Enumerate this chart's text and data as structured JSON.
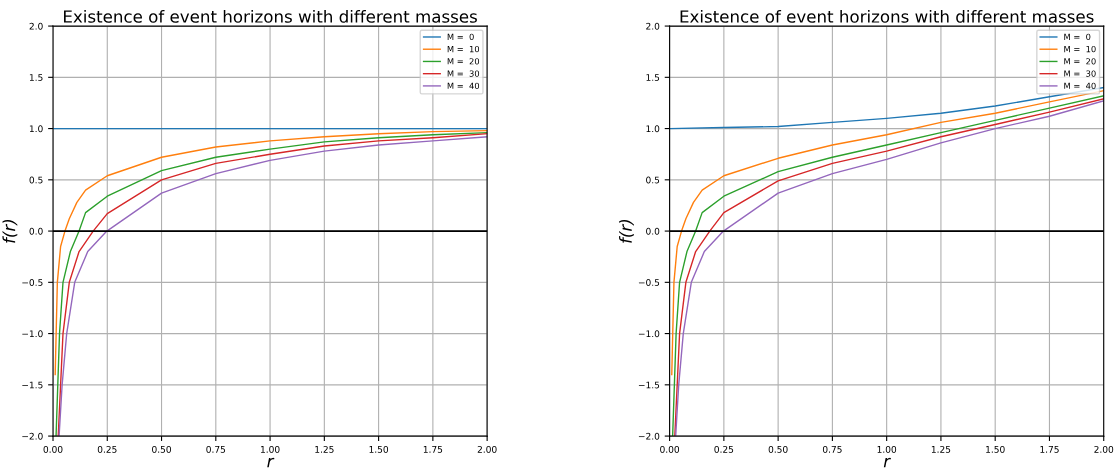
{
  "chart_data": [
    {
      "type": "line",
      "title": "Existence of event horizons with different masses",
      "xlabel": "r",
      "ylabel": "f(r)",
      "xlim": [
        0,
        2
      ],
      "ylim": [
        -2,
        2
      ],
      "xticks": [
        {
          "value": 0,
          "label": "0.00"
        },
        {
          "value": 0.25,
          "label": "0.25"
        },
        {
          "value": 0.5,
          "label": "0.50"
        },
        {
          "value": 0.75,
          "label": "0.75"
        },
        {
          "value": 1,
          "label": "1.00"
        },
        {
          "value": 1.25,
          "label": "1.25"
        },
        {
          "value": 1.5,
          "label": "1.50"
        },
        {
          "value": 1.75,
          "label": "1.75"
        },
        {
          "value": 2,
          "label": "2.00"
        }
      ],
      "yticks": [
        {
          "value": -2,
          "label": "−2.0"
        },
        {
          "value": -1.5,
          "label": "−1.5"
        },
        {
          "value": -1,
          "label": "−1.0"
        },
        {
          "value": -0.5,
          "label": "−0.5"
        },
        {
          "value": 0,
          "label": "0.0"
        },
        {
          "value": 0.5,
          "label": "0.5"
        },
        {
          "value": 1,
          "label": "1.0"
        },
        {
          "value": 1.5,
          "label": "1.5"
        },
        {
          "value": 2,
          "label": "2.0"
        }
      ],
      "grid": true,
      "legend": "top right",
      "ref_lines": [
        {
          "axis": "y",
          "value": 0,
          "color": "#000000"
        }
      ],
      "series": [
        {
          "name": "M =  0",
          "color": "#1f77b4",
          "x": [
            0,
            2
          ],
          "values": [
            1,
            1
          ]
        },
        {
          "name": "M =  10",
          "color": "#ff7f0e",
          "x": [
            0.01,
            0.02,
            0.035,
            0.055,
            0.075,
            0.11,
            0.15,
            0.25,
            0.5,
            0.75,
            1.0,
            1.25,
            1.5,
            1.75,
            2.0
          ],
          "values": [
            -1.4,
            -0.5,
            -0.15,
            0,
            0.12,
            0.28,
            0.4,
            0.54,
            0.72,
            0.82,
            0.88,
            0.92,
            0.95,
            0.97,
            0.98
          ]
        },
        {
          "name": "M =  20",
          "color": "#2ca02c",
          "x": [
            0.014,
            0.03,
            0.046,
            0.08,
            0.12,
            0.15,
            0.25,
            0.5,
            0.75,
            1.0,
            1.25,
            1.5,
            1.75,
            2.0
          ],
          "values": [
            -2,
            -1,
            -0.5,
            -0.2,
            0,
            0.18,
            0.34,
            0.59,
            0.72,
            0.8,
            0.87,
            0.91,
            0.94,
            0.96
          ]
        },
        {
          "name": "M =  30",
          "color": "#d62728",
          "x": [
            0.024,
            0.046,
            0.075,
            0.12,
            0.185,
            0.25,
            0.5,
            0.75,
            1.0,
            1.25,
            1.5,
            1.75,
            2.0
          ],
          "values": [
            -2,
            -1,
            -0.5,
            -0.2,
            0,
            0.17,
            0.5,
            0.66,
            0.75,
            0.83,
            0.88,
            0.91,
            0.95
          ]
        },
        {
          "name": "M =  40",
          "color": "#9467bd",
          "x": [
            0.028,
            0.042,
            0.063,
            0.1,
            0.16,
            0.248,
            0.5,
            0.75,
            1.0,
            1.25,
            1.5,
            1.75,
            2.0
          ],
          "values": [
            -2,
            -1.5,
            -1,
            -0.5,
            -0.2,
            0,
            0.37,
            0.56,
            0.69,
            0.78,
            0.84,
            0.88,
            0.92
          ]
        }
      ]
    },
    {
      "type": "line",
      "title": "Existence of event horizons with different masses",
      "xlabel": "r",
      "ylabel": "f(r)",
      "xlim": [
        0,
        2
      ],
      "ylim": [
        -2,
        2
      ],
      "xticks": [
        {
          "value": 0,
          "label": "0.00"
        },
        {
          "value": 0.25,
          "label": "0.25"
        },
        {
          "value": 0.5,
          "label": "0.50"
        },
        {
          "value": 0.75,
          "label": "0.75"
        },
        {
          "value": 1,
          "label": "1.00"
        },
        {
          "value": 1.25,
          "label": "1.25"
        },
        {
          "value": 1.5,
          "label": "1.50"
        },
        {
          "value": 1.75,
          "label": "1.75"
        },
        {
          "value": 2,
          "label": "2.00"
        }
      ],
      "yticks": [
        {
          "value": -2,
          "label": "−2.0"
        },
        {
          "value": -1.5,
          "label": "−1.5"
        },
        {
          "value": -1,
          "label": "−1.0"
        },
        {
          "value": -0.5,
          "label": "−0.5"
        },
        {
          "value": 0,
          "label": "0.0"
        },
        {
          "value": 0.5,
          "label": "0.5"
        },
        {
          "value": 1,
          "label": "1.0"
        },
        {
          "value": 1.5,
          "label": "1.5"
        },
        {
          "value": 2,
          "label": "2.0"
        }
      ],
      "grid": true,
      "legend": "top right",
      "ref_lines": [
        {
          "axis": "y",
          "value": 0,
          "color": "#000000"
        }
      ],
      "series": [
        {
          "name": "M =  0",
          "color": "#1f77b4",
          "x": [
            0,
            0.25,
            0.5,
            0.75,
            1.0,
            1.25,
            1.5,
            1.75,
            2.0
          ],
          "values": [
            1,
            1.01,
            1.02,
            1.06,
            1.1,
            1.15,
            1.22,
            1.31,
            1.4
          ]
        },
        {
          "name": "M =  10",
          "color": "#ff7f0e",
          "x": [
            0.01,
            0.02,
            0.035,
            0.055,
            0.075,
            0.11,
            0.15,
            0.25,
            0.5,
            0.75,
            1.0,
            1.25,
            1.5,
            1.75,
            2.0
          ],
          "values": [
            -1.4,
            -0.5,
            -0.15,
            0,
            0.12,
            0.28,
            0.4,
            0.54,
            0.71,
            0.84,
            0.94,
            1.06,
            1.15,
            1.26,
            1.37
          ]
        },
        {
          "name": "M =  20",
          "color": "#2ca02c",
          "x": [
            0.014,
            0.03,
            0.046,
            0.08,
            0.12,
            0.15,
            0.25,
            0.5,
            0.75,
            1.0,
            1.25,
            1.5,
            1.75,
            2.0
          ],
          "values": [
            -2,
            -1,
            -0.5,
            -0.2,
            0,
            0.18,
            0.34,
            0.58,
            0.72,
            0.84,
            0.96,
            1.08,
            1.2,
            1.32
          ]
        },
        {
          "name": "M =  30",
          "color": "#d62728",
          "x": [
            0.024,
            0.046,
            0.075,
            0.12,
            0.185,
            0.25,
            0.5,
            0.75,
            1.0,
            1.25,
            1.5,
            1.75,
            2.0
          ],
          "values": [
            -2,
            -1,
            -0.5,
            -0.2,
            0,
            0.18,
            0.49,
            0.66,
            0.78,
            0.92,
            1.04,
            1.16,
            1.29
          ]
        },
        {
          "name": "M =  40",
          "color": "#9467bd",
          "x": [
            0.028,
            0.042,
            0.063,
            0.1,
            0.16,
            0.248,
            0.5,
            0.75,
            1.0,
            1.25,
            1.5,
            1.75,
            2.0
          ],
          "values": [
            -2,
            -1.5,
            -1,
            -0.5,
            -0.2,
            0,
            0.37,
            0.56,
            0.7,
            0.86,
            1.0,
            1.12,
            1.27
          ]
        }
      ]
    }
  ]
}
--------------------------------
**TASK PROMPT**
All the lines above are to be given again exactly as they read, with the pictures removed.

**THE SOLUTION**
Enumerate this chart's text and data as structured JSON.
{
  "chart_data": [
    {
      "type": "line",
      "title": "Existence of event horizons with different masses",
      "xlabel": "r",
      "ylabel": "f(r)",
      "xlim": [
        0,
        2
      ],
      "ylim": [
        -2,
        2
      ],
      "xticks": [
        {
          "value": 0,
          "label": "0.00"
        },
        {
          "value": 0.25,
          "label": "0.25"
        },
        {
          "value": 0.5,
          "label": "0.50"
        },
        {
          "value": 0.75,
          "label": "0.75"
        },
        {
          "value": 1,
          "label": "1.00"
        },
        {
          "value": 1.25,
          "label": "1.25"
        },
        {
          "value": 1.5,
          "label": "1.50"
        },
        {
          "value": 1.75,
          "label": "1.75"
        },
        {
          "value": 2,
          "label": "2.00"
        }
      ],
      "yticks": [
        {
          "value": -2,
          "label": "−2.0"
        },
        {
          "value": -1.5,
          "label": "−1.5"
        },
        {
          "value": -1,
          "label": "−1.0"
        },
        {
          "value": -0.5,
          "label": "−0.5"
        },
        {
          "value": 0,
          "label": "0.0"
        },
        {
          "value": 0.5,
          "label": "0.5"
        },
        {
          "value": 1,
          "label": "1.0"
        },
        {
          "value": 1.5,
          "label": "1.5"
        },
        {
          "value": 2,
          "label": "2.0"
        }
      ],
      "grid": true,
      "legend": "top right",
      "ref_lines": [
        {
          "axis": "y",
          "value": 0,
          "color": "#000000"
        }
      ],
      "series": [
        {
          "name": "M =  0",
          "color": "#1f77b4",
          "x": [
            0,
            2
          ],
          "values": [
            1,
            1
          ]
        },
        {
          "name": "M =  10",
          "color": "#ff7f0e",
          "x": [
            0.01,
            0.02,
            0.035,
            0.055,
            0.075,
            0.11,
            0.15,
            0.25,
            0.5,
            0.75,
            1.0,
            1.25,
            1.5,
            1.75,
            2.0
          ],
          "values": [
            -1.4,
            -0.5,
            -0.15,
            0,
            0.12,
            0.28,
            0.4,
            0.54,
            0.72,
            0.82,
            0.88,
            0.92,
            0.95,
            0.97,
            0.98
          ]
        },
        {
          "name": "M =  20",
          "color": "#2ca02c",
          "x": [
            0.014,
            0.03,
            0.046,
            0.08,
            0.12,
            0.15,
            0.25,
            0.5,
            0.75,
            1.0,
            1.25,
            1.5,
            1.75,
            2.0
          ],
          "values": [
            -2,
            -1,
            -0.5,
            -0.2,
            0,
            0.18,
            0.34,
            0.59,
            0.72,
            0.8,
            0.87,
            0.91,
            0.94,
            0.96
          ]
        },
        {
          "name": "M =  30",
          "color": "#d62728",
          "x": [
            0.024,
            0.046,
            0.075,
            0.12,
            0.185,
            0.25,
            0.5,
            0.75,
            1.0,
            1.25,
            1.5,
            1.75,
            2.0
          ],
          "values": [
            -2,
            -1,
            -0.5,
            -0.2,
            0,
            0.17,
            0.5,
            0.66,
            0.75,
            0.83,
            0.88,
            0.91,
            0.95
          ]
        },
        {
          "name": "M =  40",
          "color": "#9467bd",
          "x": [
            0.028,
            0.042,
            0.063,
            0.1,
            0.16,
            0.248,
            0.5,
            0.75,
            1.0,
            1.25,
            1.5,
            1.75,
            2.0
          ],
          "values": [
            -2,
            -1.5,
            -1,
            -0.5,
            -0.2,
            0,
            0.37,
            0.56,
            0.69,
            0.78,
            0.84,
            0.88,
            0.92
          ]
        }
      ]
    },
    {
      "type": "line",
      "title": "Existence of event horizons with different masses",
      "xlabel": "r",
      "ylabel": "f(r)",
      "xlim": [
        0,
        2
      ],
      "ylim": [
        -2,
        2
      ],
      "xticks": [
        {
          "value": 0,
          "label": "0.00"
        },
        {
          "value": 0.25,
          "label": "0.25"
        },
        {
          "value": 0.5,
          "label": "0.50"
        },
        {
          "value": 0.75,
          "label": "0.75"
        },
        {
          "value": 1,
          "label": "1.00"
        },
        {
          "value": 1.25,
          "label": "1.25"
        },
        {
          "value": 1.5,
          "label": "1.50"
        },
        {
          "value": 1.75,
          "label": "1.75"
        },
        {
          "value": 2,
          "label": "2.00"
        }
      ],
      "yticks": [
        {
          "value": -2,
          "label": "−2.0"
        },
        {
          "value": -1.5,
          "label": "−1.5"
        },
        {
          "value": -1,
          "label": "−1.0"
        },
        {
          "value": -0.5,
          "label": "−0.5"
        },
        {
          "value": 0,
          "label": "0.0"
        },
        {
          "value": 0.5,
          "label": "0.5"
        },
        {
          "value": 1,
          "label": "1.0"
        },
        {
          "value": 1.5,
          "label": "1.5"
        },
        {
          "value": 2,
          "label": "2.0"
        }
      ],
      "grid": true,
      "legend": "top right",
      "ref_lines": [
        {
          "axis": "y",
          "value": 0,
          "color": "#000000"
        }
      ],
      "series": [
        {
          "name": "M =  0",
          "color": "#1f77b4",
          "x": [
            0,
            0.25,
            0.5,
            0.75,
            1.0,
            1.25,
            1.5,
            1.75,
            2.0
          ],
          "values": [
            1,
            1.01,
            1.02,
            1.06,
            1.1,
            1.15,
            1.22,
            1.31,
            1.4
          ]
        },
        {
          "name": "M =  10",
          "color": "#ff7f0e",
          "x": [
            0.01,
            0.02,
            0.035,
            0.055,
            0.075,
            0.11,
            0.15,
            0.25,
            0.5,
            0.75,
            1.0,
            1.25,
            1.5,
            1.75,
            2.0
          ],
          "values": [
            -1.4,
            -0.5,
            -0.15,
            0,
            0.12,
            0.28,
            0.4,
            0.54,
            0.71,
            0.84,
            0.94,
            1.06,
            1.15,
            1.26,
            1.37
          ]
        },
        {
          "name": "M =  20",
          "color": "#2ca02c",
          "x": [
            0.014,
            0.03,
            0.046,
            0.08,
            0.12,
            0.15,
            0.25,
            0.5,
            0.75,
            1.0,
            1.25,
            1.5,
            1.75,
            2.0
          ],
          "values": [
            -2,
            -1,
            -0.5,
            -0.2,
            0,
            0.18,
            0.34,
            0.58,
            0.72,
            0.84,
            0.96,
            1.08,
            1.2,
            1.32
          ]
        },
        {
          "name": "M =  30",
          "color": "#d62728",
          "x": [
            0.024,
            0.046,
            0.075,
            0.12,
            0.185,
            0.25,
            0.5,
            0.75,
            1.0,
            1.25,
            1.5,
            1.75,
            2.0
          ],
          "values": [
            -2,
            -1,
            -0.5,
            -0.2,
            0,
            0.18,
            0.49,
            0.66,
            0.78,
            0.92,
            1.04,
            1.16,
            1.29
          ]
        },
        {
          "name": "M =  40",
          "color": "#9467bd",
          "x": [
            0.028,
            0.042,
            0.063,
            0.1,
            0.16,
            0.248,
            0.5,
            0.75,
            1.0,
            1.25,
            1.5,
            1.75,
            2.0
          ],
          "values": [
            -2,
            -1.5,
            -1,
            -0.5,
            -0.2,
            0,
            0.37,
            0.56,
            0.7,
            0.86,
            1.0,
            1.12,
            1.27
          ]
        }
      ]
    }
  ]
}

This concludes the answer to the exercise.